#### [Exercise objective]
Count the lines below that contain the word "predictions". Give only the number.

#### [Given data]

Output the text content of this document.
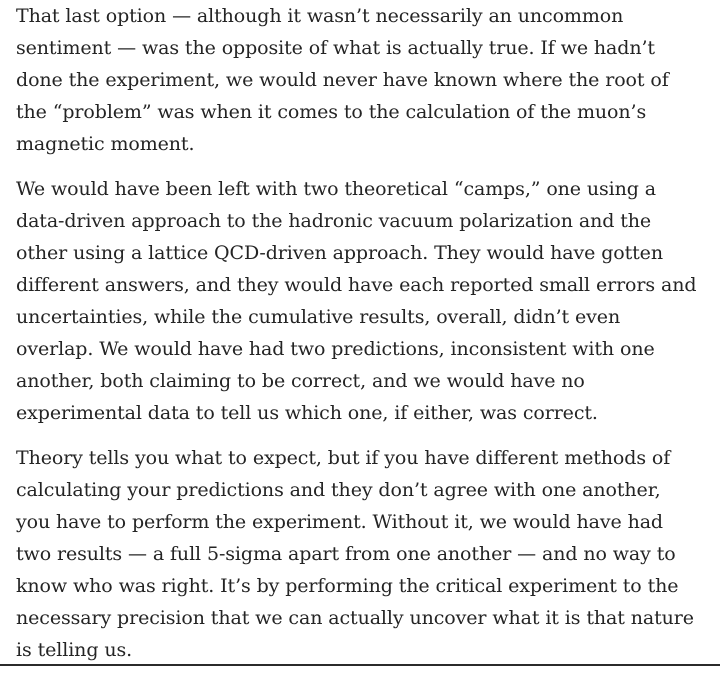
That last option — although it wasn’t necessarily an uncommon
sentiment — was the opposite of what is actually true. If we hadn’t
done the experiment, we would never have known where the root of
the “problem” was when it comes to the calculation of the muon’s
magnetic moment.

We would have been left with two theoretical “camps,” one using a
data-driven approach to the hadronic vacuum polarization and the
other using a lattice QCD-driven approach. They would have gotten
different answers, and they would have each reported small errors and
uncertainties, while the cumulative results, overall, didn’t even
overlap. We would have had two predictions, inconsistent with one
another, both claiming to be correct, and we would have no
experimental data to tell us which one, if either, was correct.

Theory tells you what to expect, but if you have different methods of
calculating your predictions and they don’t agree with one another,
you have to perform the experiment. Without it, we would have had
two results — a full 5-sigma apart from one another — and no way to
know who was right. It’s by performing the critical experiment to the
necessary precision that we can actually uncover what it is that nature
is telling us.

#### [Task solution]
2